--- Dataset rows ---

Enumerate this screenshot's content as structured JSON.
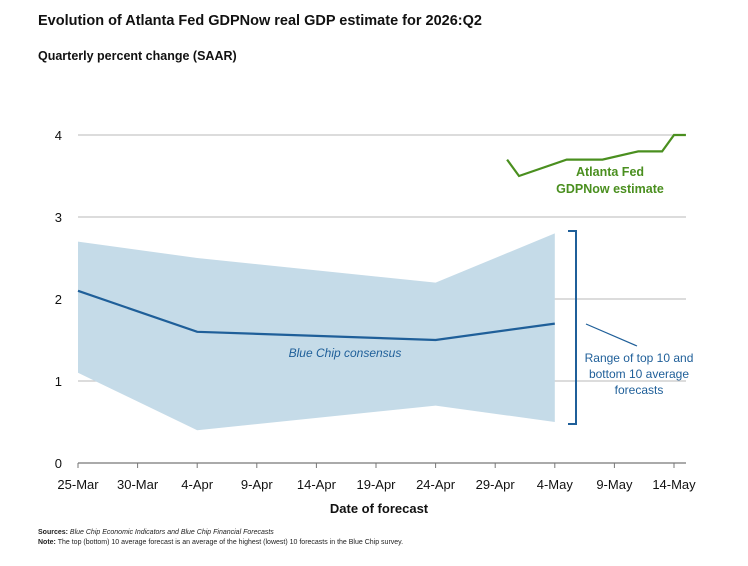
{
  "chart_data": {
    "type": "line",
    "title": "Evolution of Atlanta Fed GDPNow real GDP estimate for 2026:Q2",
    "subtitle": "Quarterly percent change (SAAR)",
    "xlabel": "Date of forecast",
    "ylabel": "",
    "ylim": [
      0,
      4
    ],
    "yticks": [
      "0",
      "1",
      "2",
      "3",
      "4"
    ],
    "x_tick_labels": [
      "25-Mar",
      "30-Mar",
      "4-Apr",
      "9-Apr",
      "14-Apr",
      "19-Apr",
      "24-Apr",
      "29-Apr",
      "4-May",
      "9-May",
      "14-May"
    ],
    "grid": true,
    "band": {
      "label": "Range of top 10 and bottom 10 average forecasts",
      "x": [
        "25-Mar",
        "4-Apr",
        "24-Apr",
        "4-May"
      ],
      "upper": [
        2.7,
        2.5,
        2.2,
        2.8
      ],
      "lower": [
        1.1,
        0.4,
        0.7,
        0.5
      ],
      "color": "#c5dbe8"
    },
    "series": [
      {
        "name": "Blue Chip consensus",
        "color": "#1f5f99",
        "x": [
          "25-Mar",
          "4-Apr",
          "24-Apr",
          "4-May"
        ],
        "values": [
          2.1,
          1.6,
          1.5,
          1.7
        ]
      },
      {
        "name": "Atlanta Fed GDPNow estimate",
        "color": "#4a8f1f",
        "x": [
          "30-Apr",
          "1-May",
          "5-May",
          "7-May",
          "8-May",
          "11-May",
          "13-May",
          "14-May",
          "15-May"
        ],
        "values": [
          3.7,
          3.5,
          3.7,
          3.7,
          3.7,
          3.8,
          3.8,
          4.0,
          4.0
        ]
      }
    ]
  },
  "annotations": {
    "bluechip_label": "Blue Chip consensus",
    "gdpnow_label_line1": "Atlanta Fed",
    "gdpnow_label_line2": "GDPNow estimate",
    "range_label_line1": "Range of top 10 and",
    "range_label_line2": "bottom 10 average",
    "range_label_line3": "forecasts"
  },
  "notes": {
    "sources_label": "Sources:",
    "sources_text": "Blue Chip Economic Indicators and Blue Chip Financial Forecasts",
    "note_label": "Note:",
    "note_text": "The top (bottom) 10 average forecast is an average of the highest (lowest) 10 forecasts in the Blue Chip survey."
  },
  "colors": {
    "gridline": "#c8c8c8",
    "axis": "#777777",
    "band": "#c5dbe8",
    "bluechip": "#1f5f99",
    "gdpnow": "#4a8f1f"
  }
}
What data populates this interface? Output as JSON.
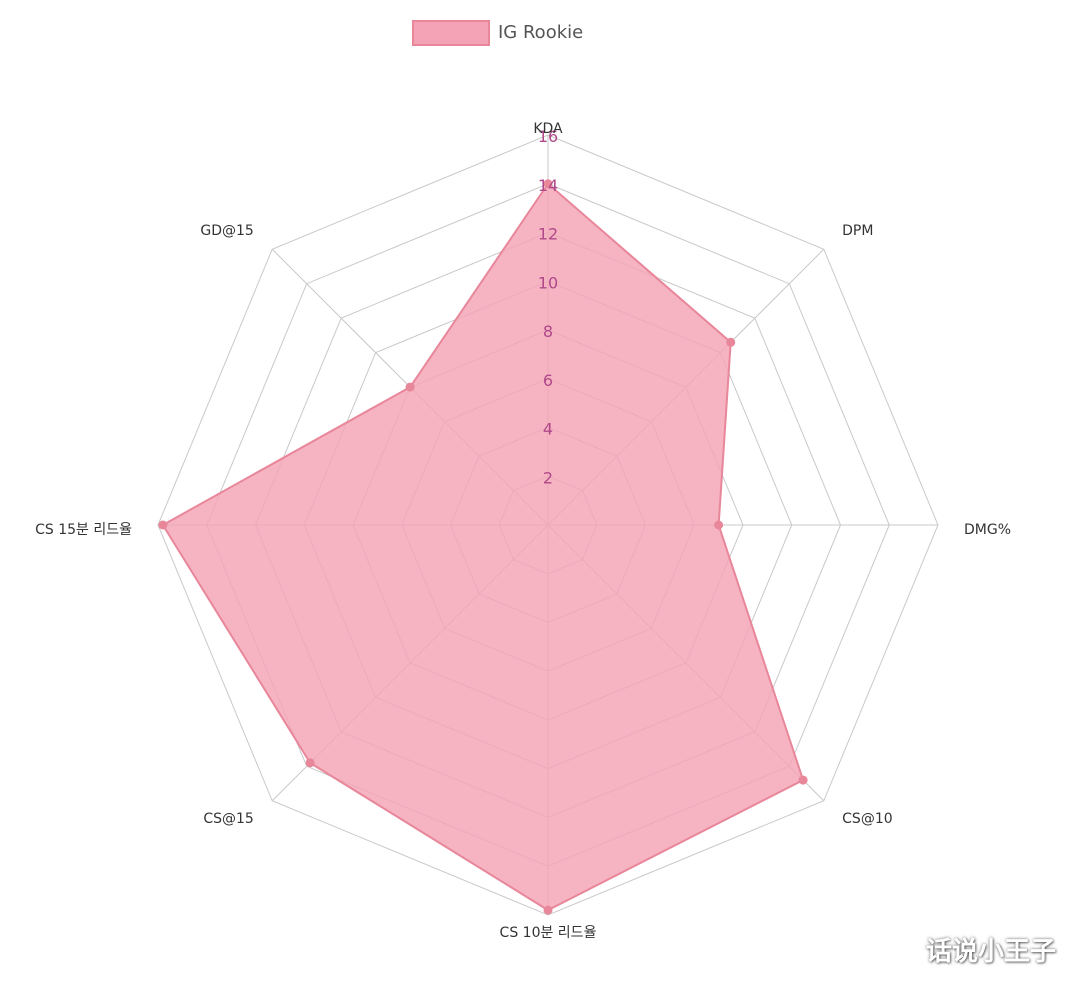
{
  "chart_data": {
    "type": "radar",
    "categories": [
      "KDA",
      "DPM",
      "DMG%",
      "CS@10",
      "CS 10분 리드율",
      "CS@15",
      "CS 15분 리드율",
      "GD@15"
    ],
    "series": [
      {
        "name": "IG Rookie",
        "values": [
          14,
          10.6,
          7,
          14.8,
          15.8,
          13.8,
          15.8,
          8
        ],
        "color": "#e8869a",
        "fill": "#f4a3b6"
      }
    ],
    "r_range": [
      0,
      16
    ],
    "r_ticks": [
      "2",
      "4",
      "6",
      "8",
      "10",
      "12",
      "14",
      "16"
    ],
    "grid": true,
    "legend_position": "top",
    "tick_color": "#b0488a"
  },
  "watermark": "话说小王子"
}
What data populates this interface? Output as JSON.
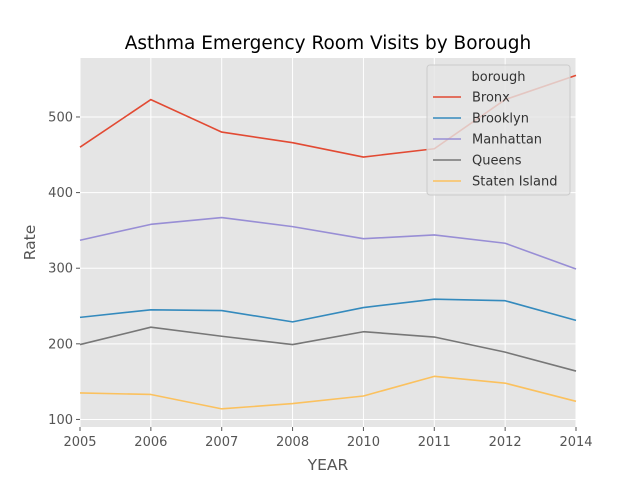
{
  "chart_data": {
    "type": "line",
    "title": "Asthma Emergency Room Visits by Borough",
    "xlabel": "YEAR",
    "ylabel": "Rate",
    "categories": [
      "2005",
      "2006",
      "2007",
      "2008",
      "2010",
      "2011",
      "2012",
      "2014"
    ],
    "ylim": [
      90,
      578
    ],
    "yticks": [
      100,
      200,
      300,
      400,
      500
    ],
    "grid": true,
    "legend": {
      "title": "borough",
      "placement": "top-right"
    },
    "series": [
      {
        "name": "Bronx",
        "color": "#E24A33",
        "values": [
          460,
          523,
          480,
          466,
          447,
          458,
          523,
          555
        ]
      },
      {
        "name": "Brooklyn",
        "color": "#348ABD",
        "values": [
          235,
          245,
          244,
          229,
          248,
          259,
          257,
          231
        ]
      },
      {
        "name": "Manhattan",
        "color": "#988ED5",
        "values": [
          337,
          358,
          367,
          355,
          339,
          344,
          333,
          299
        ]
      },
      {
        "name": "Queens",
        "color": "#777777",
        "values": [
          199,
          222,
          210,
          199,
          216,
          209,
          189,
          164
        ]
      },
      {
        "name": "Staten Island",
        "color": "#FBC15E",
        "values": [
          135,
          133,
          114,
          121,
          131,
          157,
          148,
          124
        ]
      }
    ]
  }
}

---

# Short problem
Images in the data above are to be skipped. Retype all other material exactly.

# The output
Enumerate this screenshot's content as structured JSON.
{
  "chart_data": {
    "type": "line",
    "title": "Evolution of Atlanta Fed GDPNow real GDP estimate for 2026:Q2",
    "subtitle": "Quarterly percent change (SAAR)",
    "xlabel": "Date of forecast",
    "ylabel": "",
    "ylim": [
      0,
      4
    ],
    "yticks": [
      "0",
      "1",
      "2",
      "3",
      "4"
    ],
    "x_tick_labels": [
      "25-Mar",
      "30-Mar",
      "4-Apr",
      "9-Apr",
      "14-Apr",
      "19-Apr",
      "24-Apr",
      "29-Apr",
      "4-May",
      "9-May",
      "14-May"
    ],
    "grid": true,
    "band": {
      "label": "Range of top 10 and bottom 10 average forecasts",
      "x": [
        "25-Mar",
        "4-Apr",
        "24-Apr",
        "4-May"
      ],
      "upper": [
        2.7,
        2.5,
        2.2,
        2.8
      ],
      "lower": [
        1.1,
        0.4,
        0.7,
        0.5
      ],
      "color": "#c5dbe8"
    },
    "series": [
      {
        "name": "Blue Chip consensus",
        "color": "#1f5f99",
        "x": [
          "25-Mar",
          "4-Apr",
          "24-Apr",
          "4-May"
        ],
        "values": [
          2.1,
          1.6,
          1.5,
          1.7
        ]
      },
      {
        "name": "Atlanta Fed GDPNow estimate",
        "color": "#4a8f1f",
        "x": [
          "30-Apr",
          "1-May",
          "5-May",
          "7-May",
          "8-May",
          "11-May",
          "13-May",
          "14-May",
          "15-May"
        ],
        "values": [
          3.7,
          3.5,
          3.7,
          3.7,
          3.7,
          3.8,
          3.8,
          4.0,
          4.0
        ]
      }
    ]
  },
  "annotations": {
    "bluechip_label": "Blue Chip consensus",
    "gdpnow_label_line1": "Atlanta Fed",
    "gdpnow_label_line2": "GDPNow estimate",
    "range_label_line1": "Range of top 10 and",
    "range_label_line2": "bottom 10 average",
    "range_label_line3": "forecasts"
  },
  "notes": {
    "sources_label": "Sources:",
    "sources_text": "Blue Chip Economic Indicators and Blue Chip Financial Forecasts",
    "note_label": "Note:",
    "note_text": "The top (bottom) 10 average forecast is an average of the highest (lowest) 10 forecasts in the Blue Chip survey."
  },
  "colors": {
    "gridline": "#c8c8c8",
    "axis": "#777777",
    "band": "#c5dbe8",
    "bluechip": "#1f5f99",
    "gdpnow": "#4a8f1f"
  }
}
What data populates this interface? Output as JSON.
{
  "chart_data": {
    "type": "radar",
    "categories": [
      "KDA",
      "DPM",
      "DMG%",
      "CS@10",
      "CS 10분 리드율",
      "CS@15",
      "CS 15분 리드율",
      "GD@15"
    ],
    "series": [
      {
        "name": "IG Rookie",
        "values": [
          14,
          10.6,
          7,
          14.8,
          15.8,
          13.8,
          15.8,
          8
        ],
        "color": "#e8869a",
        "fill": "#f4a3b6"
      }
    ],
    "r_range": [
      0,
      16
    ],
    "r_ticks": [
      "2",
      "4",
      "6",
      "8",
      "10",
      "12",
      "14",
      "16"
    ],
    "grid": true,
    "legend_position": "top",
    "tick_color": "#b0488a"
  },
  "watermark": "话说小王子"
}
What data populates this interface? Output as JSON.
{
  "chart_data": {
    "type": "line",
    "title": "Asthma Emergency Room Visits by Borough",
    "xlabel": "YEAR",
    "ylabel": "Rate",
    "categories": [
      "2005",
      "2006",
      "2007",
      "2008",
      "2010",
      "2011",
      "2012",
      "2014"
    ],
    "ylim": [
      90,
      578
    ],
    "yticks": [
      100,
      200,
      300,
      400,
      500
    ],
    "grid": true,
    "legend": {
      "title": "borough",
      "placement": "top-right"
    },
    "series": [
      {
        "name": "Bronx",
        "color": "#E24A33",
        "values": [
          460,
          523,
          480,
          466,
          447,
          458,
          523,
          555
        ]
      },
      {
        "name": "Brooklyn",
        "color": "#348ABD",
        "values": [
          235,
          245,
          244,
          229,
          248,
          259,
          257,
          231
        ]
      },
      {
        "name": "Manhattan",
        "color": "#988ED5",
        "values": [
          337,
          358,
          367,
          355,
          339,
          344,
          333,
          299
        ]
      },
      {
        "name": "Queens",
        "color": "#777777",
        "values": [
          199,
          222,
          210,
          199,
          216,
          209,
          189,
          164
        ]
      },
      {
        "name": "Staten Island",
        "color": "#FBC15E",
        "values": [
          135,
          133,
          114,
          121,
          131,
          157,
          148,
          124
        ]
      }
    ]
  }
}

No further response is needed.